▸ GIVEN PROBLEM:
Update the entries below by replacing every occurrence of "equipment-circle" with "equipment-mark", and reproduce all lines with nothing else changed.

▸ Data entries:
---*---
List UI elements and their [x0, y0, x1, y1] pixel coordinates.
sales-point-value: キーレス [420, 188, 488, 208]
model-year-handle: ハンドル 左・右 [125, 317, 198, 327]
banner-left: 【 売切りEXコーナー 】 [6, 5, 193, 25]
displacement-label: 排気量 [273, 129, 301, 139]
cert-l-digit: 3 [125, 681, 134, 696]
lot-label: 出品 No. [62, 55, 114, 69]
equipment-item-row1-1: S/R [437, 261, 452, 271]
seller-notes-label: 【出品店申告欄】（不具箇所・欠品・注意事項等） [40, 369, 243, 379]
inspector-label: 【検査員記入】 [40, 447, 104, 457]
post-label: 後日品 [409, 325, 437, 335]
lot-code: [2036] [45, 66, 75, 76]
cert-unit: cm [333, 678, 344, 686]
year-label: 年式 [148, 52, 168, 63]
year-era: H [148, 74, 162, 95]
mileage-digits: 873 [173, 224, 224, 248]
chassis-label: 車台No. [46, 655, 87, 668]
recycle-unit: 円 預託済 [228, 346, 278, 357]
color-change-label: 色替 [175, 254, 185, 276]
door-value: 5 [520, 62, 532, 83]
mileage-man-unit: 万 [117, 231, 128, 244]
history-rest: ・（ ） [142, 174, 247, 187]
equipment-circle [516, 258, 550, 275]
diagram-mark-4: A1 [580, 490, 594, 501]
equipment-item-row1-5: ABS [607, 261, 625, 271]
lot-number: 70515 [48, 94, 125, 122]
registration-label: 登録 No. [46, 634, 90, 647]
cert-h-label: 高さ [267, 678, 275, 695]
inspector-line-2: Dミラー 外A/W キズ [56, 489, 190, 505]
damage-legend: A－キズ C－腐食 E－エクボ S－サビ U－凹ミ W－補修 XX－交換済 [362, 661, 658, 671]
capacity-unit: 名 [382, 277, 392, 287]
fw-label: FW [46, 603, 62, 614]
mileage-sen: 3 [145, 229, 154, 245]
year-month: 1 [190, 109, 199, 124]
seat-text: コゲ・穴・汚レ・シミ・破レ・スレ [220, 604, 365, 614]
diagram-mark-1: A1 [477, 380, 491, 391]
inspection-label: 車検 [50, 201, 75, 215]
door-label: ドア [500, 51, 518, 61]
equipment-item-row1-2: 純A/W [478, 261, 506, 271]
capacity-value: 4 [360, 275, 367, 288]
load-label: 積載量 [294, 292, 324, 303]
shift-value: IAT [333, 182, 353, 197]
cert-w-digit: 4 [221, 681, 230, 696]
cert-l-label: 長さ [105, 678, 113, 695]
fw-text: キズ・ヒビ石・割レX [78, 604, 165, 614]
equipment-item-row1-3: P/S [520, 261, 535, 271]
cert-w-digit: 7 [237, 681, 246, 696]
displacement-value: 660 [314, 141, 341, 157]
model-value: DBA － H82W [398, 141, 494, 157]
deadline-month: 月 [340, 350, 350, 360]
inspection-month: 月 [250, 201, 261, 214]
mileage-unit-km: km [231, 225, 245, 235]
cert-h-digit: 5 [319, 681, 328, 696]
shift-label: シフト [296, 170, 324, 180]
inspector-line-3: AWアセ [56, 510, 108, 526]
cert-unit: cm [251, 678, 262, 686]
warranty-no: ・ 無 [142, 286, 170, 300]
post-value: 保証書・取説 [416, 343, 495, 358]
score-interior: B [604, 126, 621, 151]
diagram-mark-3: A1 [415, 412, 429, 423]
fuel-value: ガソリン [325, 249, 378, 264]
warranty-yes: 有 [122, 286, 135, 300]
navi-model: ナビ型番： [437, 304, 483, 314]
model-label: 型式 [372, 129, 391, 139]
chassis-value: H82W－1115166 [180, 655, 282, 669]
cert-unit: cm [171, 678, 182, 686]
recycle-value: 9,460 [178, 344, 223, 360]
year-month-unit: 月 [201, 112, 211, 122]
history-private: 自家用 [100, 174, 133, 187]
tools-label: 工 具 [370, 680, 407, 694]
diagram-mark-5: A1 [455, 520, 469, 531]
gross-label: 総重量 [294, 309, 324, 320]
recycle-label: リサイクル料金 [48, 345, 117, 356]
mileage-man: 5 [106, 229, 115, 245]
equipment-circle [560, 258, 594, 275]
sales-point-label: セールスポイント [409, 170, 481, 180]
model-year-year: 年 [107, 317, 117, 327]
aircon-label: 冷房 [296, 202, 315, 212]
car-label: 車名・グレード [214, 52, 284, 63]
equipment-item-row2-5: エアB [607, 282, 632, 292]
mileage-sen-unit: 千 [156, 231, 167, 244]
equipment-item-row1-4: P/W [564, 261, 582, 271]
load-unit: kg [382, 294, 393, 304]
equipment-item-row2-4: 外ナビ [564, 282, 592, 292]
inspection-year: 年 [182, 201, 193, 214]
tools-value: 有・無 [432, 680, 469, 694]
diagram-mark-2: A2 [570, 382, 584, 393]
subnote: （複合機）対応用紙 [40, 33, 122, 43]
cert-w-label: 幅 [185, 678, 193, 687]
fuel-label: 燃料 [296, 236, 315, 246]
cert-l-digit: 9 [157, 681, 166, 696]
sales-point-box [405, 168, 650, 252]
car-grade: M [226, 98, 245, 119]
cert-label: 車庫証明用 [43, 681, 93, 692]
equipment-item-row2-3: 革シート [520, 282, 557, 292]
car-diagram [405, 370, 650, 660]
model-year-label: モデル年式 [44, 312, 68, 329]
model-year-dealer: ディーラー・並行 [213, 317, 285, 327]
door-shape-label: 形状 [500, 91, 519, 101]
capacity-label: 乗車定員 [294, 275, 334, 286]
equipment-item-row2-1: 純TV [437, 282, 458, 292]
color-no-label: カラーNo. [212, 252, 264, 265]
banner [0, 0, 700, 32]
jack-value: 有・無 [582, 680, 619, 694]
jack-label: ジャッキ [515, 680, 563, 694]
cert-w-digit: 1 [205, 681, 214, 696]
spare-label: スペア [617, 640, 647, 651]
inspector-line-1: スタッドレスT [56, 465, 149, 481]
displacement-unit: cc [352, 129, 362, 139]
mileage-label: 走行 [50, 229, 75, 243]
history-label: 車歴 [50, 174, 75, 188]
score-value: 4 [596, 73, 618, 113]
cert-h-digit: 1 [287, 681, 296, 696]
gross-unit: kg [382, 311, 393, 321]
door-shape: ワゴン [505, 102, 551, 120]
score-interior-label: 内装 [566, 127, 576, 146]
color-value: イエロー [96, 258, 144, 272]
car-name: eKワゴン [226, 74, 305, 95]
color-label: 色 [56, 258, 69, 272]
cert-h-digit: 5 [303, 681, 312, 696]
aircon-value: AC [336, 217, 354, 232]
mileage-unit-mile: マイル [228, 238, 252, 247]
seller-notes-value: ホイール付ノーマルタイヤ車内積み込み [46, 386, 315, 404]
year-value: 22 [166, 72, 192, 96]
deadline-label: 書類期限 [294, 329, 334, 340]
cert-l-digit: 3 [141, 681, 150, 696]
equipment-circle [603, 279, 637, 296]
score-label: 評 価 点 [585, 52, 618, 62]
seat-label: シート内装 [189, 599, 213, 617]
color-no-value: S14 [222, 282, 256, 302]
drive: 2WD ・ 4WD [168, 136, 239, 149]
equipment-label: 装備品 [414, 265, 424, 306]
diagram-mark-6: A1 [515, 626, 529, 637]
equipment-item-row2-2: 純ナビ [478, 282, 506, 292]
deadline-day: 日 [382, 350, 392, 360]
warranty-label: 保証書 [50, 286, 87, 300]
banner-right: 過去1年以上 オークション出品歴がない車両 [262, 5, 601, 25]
---*---
▸ RESPONSE FOR THIS EXERCISE:
List UI elements and their [x0, y0, x1, y1] pixel coordinates.
sales-point-value: キーレス [420, 188, 488, 208]
model-year-handle: ハンドル 左・右 [125, 317, 198, 327]
banner-left: 【 売切りEXコーナー 】 [6, 5, 193, 25]
displacement-label: 排気量 [273, 129, 301, 139]
cert-l-digit: 3 [125, 681, 134, 696]
lot-label: 出品 No. [62, 55, 114, 69]
equipment-item-row1-1: S/R [437, 261, 452, 271]
seller-notes-label: 【出品店申告欄】（不具箇所・欠品・注意事項等） [40, 369, 243, 379]
inspector-label: 【検査員記入】 [40, 447, 104, 457]
post-label: 後日品 [409, 325, 437, 335]
lot-code: [2036] [45, 66, 75, 76]
cert-unit: cm [333, 678, 344, 686]
year-label: 年式 [148, 52, 168, 63]
year-era: H [148, 74, 162, 95]
mileage-digits: 873 [173, 224, 224, 248]
chassis-label: 車台No. [46, 655, 87, 668]
recycle-unit: 円 預託済 [228, 346, 278, 357]
color-change-label: 色替 [175, 254, 185, 276]
door-value: 5 [520, 62, 532, 83]
mileage-man-unit: 万 [117, 231, 128, 244]
history-rest: ・（ ） [142, 174, 247, 187]
equipment-mark [516, 258, 550, 275]
diagram-mark-4: A1 [580, 490, 594, 501]
equipment-item-row1-5: ABS [607, 261, 625, 271]
lot-number: 70515 [48, 94, 125, 122]
registration-label: 登録 No. [46, 634, 90, 647]
cert-h-label: 高さ [267, 678, 275, 695]
inspector-line-2: Dミラー 外A/W キズ [56, 489, 190, 505]
damage-legend: A－キズ C－腐食 E－エクボ S－サビ U－凹ミ W－補修 XX－交換済 [362, 661, 658, 671]
capacity-unit: 名 [382, 277, 392, 287]
fw-label: FW [46, 603, 62, 614]
mileage-sen: 3 [145, 229, 154, 245]
year-month: 1 [190, 109, 199, 124]
seat-text: コゲ・穴・汚レ・シミ・破レ・スレ [220, 604, 365, 614]
diagram-mark-1: A1 [477, 380, 491, 391]
inspection-label: 車検 [50, 201, 75, 215]
door-label: ドア [500, 51, 518, 61]
equipment-item-row1-2: 純A/W [478, 261, 506, 271]
capacity-value: 4 [360, 275, 367, 288]
load-label: 積載量 [294, 292, 324, 303]
shift-value: IAT [333, 182, 353, 197]
cert-w-digit: 4 [221, 681, 230, 696]
cert-l-label: 長さ [105, 678, 113, 695]
fw-text: キズ・ヒビ石・割レX [78, 604, 165, 614]
equipment-item-row1-3: P/S [520, 261, 535, 271]
cert-w-digit: 7 [237, 681, 246, 696]
displacement-value: 660 [314, 141, 341, 157]
model-value: DBA － H82W [398, 141, 494, 157]
deadline-month: 月 [340, 350, 350, 360]
inspection-month: 月 [250, 201, 261, 214]
mileage-unit-km: km [231, 225, 245, 235]
cert-h-digit: 5 [319, 681, 328, 696]
shift-label: シフト [296, 170, 324, 180]
inspector-line-3: AWアセ [56, 510, 108, 526]
cert-unit: cm [251, 678, 262, 686]
warranty-no: ・ 無 [142, 286, 170, 300]
post-value: 保証書・取説 [416, 343, 495, 358]
score-interior: B [604, 126, 621, 151]
diagram-mark-3: A1 [415, 412, 429, 423]
fuel-value: ガソリン [325, 249, 378, 264]
warranty-yes: 有 [122, 286, 135, 300]
navi-model: ナビ型番： [437, 304, 483, 314]
model-label: 型式 [372, 129, 391, 139]
chassis-value: H82W－1115166 [180, 655, 282, 669]
cert-unit: cm [171, 678, 182, 686]
recycle-value: 9,460 [178, 344, 223, 360]
year-month-unit: 月 [201, 112, 211, 122]
history-private: 自家用 [100, 174, 133, 187]
tools-label: 工 具 [370, 680, 407, 694]
diagram-mark-5: A1 [455, 520, 469, 531]
gross-label: 総重量 [294, 309, 324, 320]
recycle-label: リサイクル料金 [48, 345, 117, 356]
mileage-man: 5 [106, 229, 115, 245]
equipment-mark [560, 258, 594, 275]
sales-point-label: セールスポイント [409, 170, 481, 180]
model-year-year: 年 [107, 317, 117, 327]
aircon-label: 冷房 [296, 202, 315, 212]
car-label: 車名・グレード [214, 52, 284, 63]
equipment-item-row2-5: エアB [607, 282, 632, 292]
mileage-sen-unit: 千 [156, 231, 167, 244]
equipment-item-row1-4: P/W [564, 261, 582, 271]
load-unit: kg [382, 294, 393, 304]
equipment-item-row2-4: 外ナビ [564, 282, 592, 292]
inspection-year: 年 [182, 201, 193, 214]
tools-value: 有・無 [432, 680, 469, 694]
diagram-mark-2: A2 [570, 382, 584, 393]
subnote: （複合機）対応用紙 [40, 33, 122, 43]
cert-w-label: 幅 [185, 678, 193, 687]
fuel-label: 燃料 [296, 236, 315, 246]
cert-l-digit: 9 [157, 681, 166, 696]
sales-point-box [405, 168, 650, 252]
car-grade: M [226, 98, 245, 119]
cert-label: 車庫証明用 [43, 681, 93, 692]
equipment-item-row2-3: 革シート [520, 282, 557, 292]
car-diagram [405, 370, 650, 660]
model-year-label: モデル年式 [44, 312, 68, 329]
model-year-dealer: ディーラー・並行 [213, 317, 285, 327]
door-shape-label: 形状 [500, 91, 519, 101]
capacity-label: 乗車定員 [294, 275, 334, 286]
equipment-item-row2-1: 純TV [437, 282, 458, 292]
color-no-label: カラーNo. [212, 252, 264, 265]
banner [0, 0, 700, 32]
jack-value: 有・無 [582, 680, 619, 694]
jack-label: ジャッキ [515, 680, 563, 694]
cert-w-digit: 1 [205, 681, 214, 696]
spare-label: スペア [617, 640, 647, 651]
inspector-line-1: スタッドレスT [56, 465, 149, 481]
displacement-unit: cc [352, 129, 362, 139]
mileage-label: 走行 [50, 229, 75, 243]
history-label: 車歴 [50, 174, 75, 188]
score-value: 4 [596, 73, 618, 113]
cert-h-digit: 1 [287, 681, 296, 696]
gross-unit: kg [382, 311, 393, 321]
door-shape: ワゴン [505, 102, 551, 120]
score-interior-label: 内装 [566, 127, 576, 146]
color-value: イエロー [96, 258, 144, 272]
car-name: eKワゴン [226, 74, 305, 95]
color-label: 色 [56, 258, 69, 272]
cert-h-digit: 5 [303, 681, 312, 696]
aircon-value: AC [336, 217, 354, 232]
mileage-unit-mile: マイル [228, 238, 252, 247]
seller-notes-value: ホイール付ノーマルタイヤ車内積み込み [46, 386, 315, 404]
year-value: 22 [166, 72, 192, 96]
deadline-label: 書類期限 [294, 329, 334, 340]
cert-l-digit: 3 [141, 681, 150, 696]
equipment-mark [603, 279, 637, 296]
score-label: 評 価 点 [585, 52, 618, 62]
seat-label: シート内装 [189, 599, 213, 617]
color-no-value: S14 [222, 282, 256, 302]
drive: 2WD ・ 4WD [168, 136, 239, 149]
equipment-label: 装備品 [414, 265, 424, 306]
diagram-mark-6: A1 [515, 626, 529, 637]
equipment-item-row2-2: 純ナビ [478, 282, 506, 292]
deadline-day: 日 [382, 350, 392, 360]
warranty-label: 保証書 [50, 286, 87, 300]
banner-right: 過去1年以上 オークション出品歴がない車両 [262, 5, 601, 25]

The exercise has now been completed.